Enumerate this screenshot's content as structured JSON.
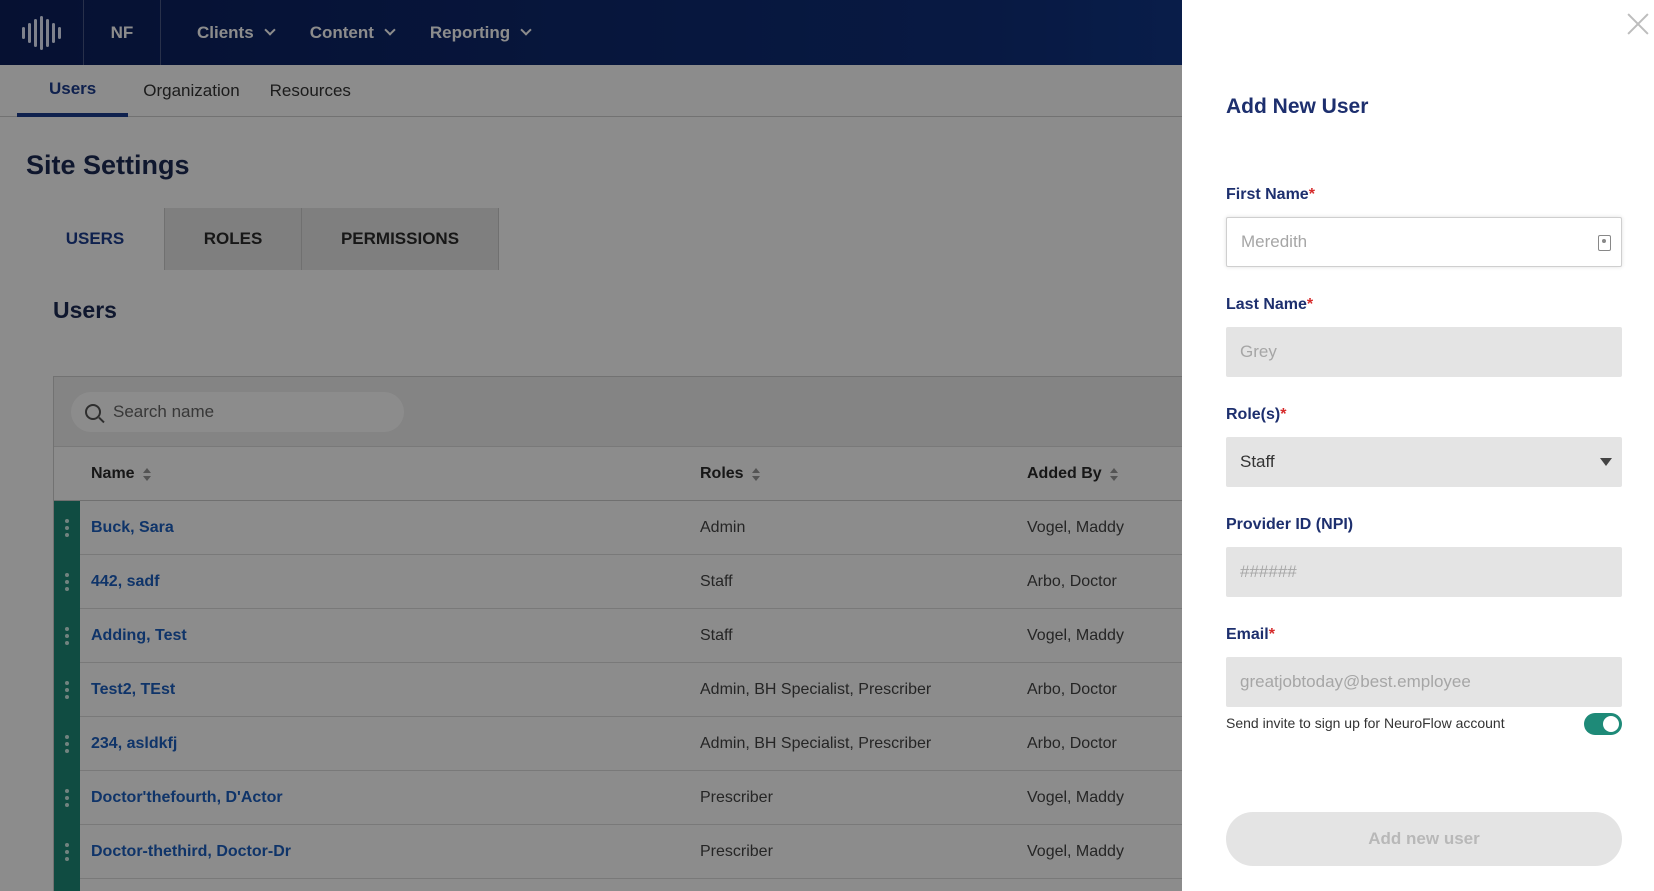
{
  "topnav": {
    "brand": "NF",
    "items": [
      {
        "label": "Clients"
      },
      {
        "label": "Content"
      },
      {
        "label": "Reporting"
      }
    ]
  },
  "subnav": {
    "tabs": [
      {
        "label": "Users"
      },
      {
        "label": "Organization"
      },
      {
        "label": "Resources"
      }
    ]
  },
  "page": {
    "title": "Site Settings",
    "tabs": [
      {
        "label": "USERS"
      },
      {
        "label": "ROLES"
      },
      {
        "label": "PERMISSIONS"
      }
    ],
    "section_title": "Users"
  },
  "table": {
    "search_placeholder": "Search name",
    "columns": [
      "Name",
      "Roles",
      "Added By"
    ],
    "rows": [
      {
        "name": "Buck, Sara",
        "roles": "Admin",
        "added_by": "Vogel, Maddy"
      },
      {
        "name": "442, sadf",
        "roles": "Staff",
        "added_by": "Arbo, Doctor"
      },
      {
        "name": "Adding, Test",
        "roles": "Staff",
        "added_by": "Vogel, Maddy"
      },
      {
        "name": "Test2, TEst",
        "roles": "Admin, BH Specialist, Prescriber",
        "added_by": "Arbo, Doctor"
      },
      {
        "name": "234, asldkfj",
        "roles": "Admin, BH Specialist, Prescriber",
        "added_by": "Arbo, Doctor"
      },
      {
        "name": "Doctor'thefourth, D'Actor",
        "roles": "Prescriber",
        "added_by": "Vogel, Maddy"
      },
      {
        "name": "Doctor-thethird, Doctor-Dr",
        "roles": "Prescriber",
        "added_by": "Vogel, Maddy"
      }
    ]
  },
  "drawer": {
    "title": "Add New User",
    "required_mark": "*",
    "first_name": {
      "label": "First Name",
      "placeholder": "Meredith"
    },
    "last_name": {
      "label": "Last Name",
      "placeholder": "Grey"
    },
    "roles": {
      "label": "Role(s)",
      "value": "Staff"
    },
    "provider_id": {
      "label": "Provider ID (NPI)",
      "placeholder": "######"
    },
    "email": {
      "label": "Email",
      "placeholder": "greatjobtoday@best.employee"
    },
    "invite_label": "Send invite to sign up for NeuroFlow account",
    "invite_enabled": true,
    "submit_label": "Add new user"
  },
  "colors": {
    "nav_bg": "#0f2f7a",
    "accent_teal": "#1e8a78",
    "title_navy": "#1d2f6e",
    "link_blue": "#1d5fbf",
    "required_red": "#d62b2b"
  }
}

□ □ □

TASK TO COMPLETE: Copy each line in full and exactly, omitting any picture.

RESPONSE TO THIS EXERCISE:
Enumerate this screenshot's content as structured JSON.
{
  "topnav": {
    "brand": "NF",
    "items": [
      {
        "label": "Clients"
      },
      {
        "label": "Content"
      },
      {
        "label": "Reporting"
      }
    ]
  },
  "subnav": {
    "tabs": [
      {
        "label": "Users"
      },
      {
        "label": "Organization"
      },
      {
        "label": "Resources"
      }
    ]
  },
  "page": {
    "title": "Site Settings",
    "tabs": [
      {
        "label": "USERS"
      },
      {
        "label": "ROLES"
      },
      {
        "label": "PERMISSIONS"
      }
    ],
    "section_title": "Users"
  },
  "table": {
    "search_placeholder": "Search name",
    "columns": [
      "Name",
      "Roles",
      "Added By"
    ],
    "rows": [
      {
        "name": "Buck, Sara",
        "roles": "Admin",
        "added_by": "Vogel, Maddy"
      },
      {
        "name": "442, sadf",
        "roles": "Staff",
        "added_by": "Arbo, Doctor"
      },
      {
        "name": "Adding, Test",
        "roles": "Staff",
        "added_by": "Vogel, Maddy"
      },
      {
        "name": "Test2, TEst",
        "roles": "Admin, BH Specialist, Prescriber",
        "added_by": "Arbo, Doctor"
      },
      {
        "name": "234, asldkfj",
        "roles": "Admin, BH Specialist, Prescriber",
        "added_by": "Arbo, Doctor"
      },
      {
        "name": "Doctor'thefourth, D'Actor",
        "roles": "Prescriber",
        "added_by": "Vogel, Maddy"
      },
      {
        "name": "Doctor-thethird, Doctor-Dr",
        "roles": "Prescriber",
        "added_by": "Vogel, Maddy"
      }
    ]
  },
  "drawer": {
    "title": "Add New User",
    "required_mark": "*",
    "first_name": {
      "label": "First Name",
      "placeholder": "Meredith"
    },
    "last_name": {
      "label": "Last Name",
      "placeholder": "Grey"
    },
    "roles": {
      "label": "Role(s)",
      "value": "Staff"
    },
    "provider_id": {
      "label": "Provider ID (NPI)",
      "placeholder": "######"
    },
    "email": {
      "label": "Email",
      "placeholder": "greatjobtoday@best.employee"
    },
    "invite_label": "Send invite to sign up for NeuroFlow account",
    "invite_enabled": true,
    "submit_label": "Add new user"
  },
  "colors": {
    "nav_bg": "#0f2f7a",
    "accent_teal": "#1e8a78",
    "title_navy": "#1d2f6e",
    "link_blue": "#1d5fbf",
    "required_red": "#d62b2b"
  }
}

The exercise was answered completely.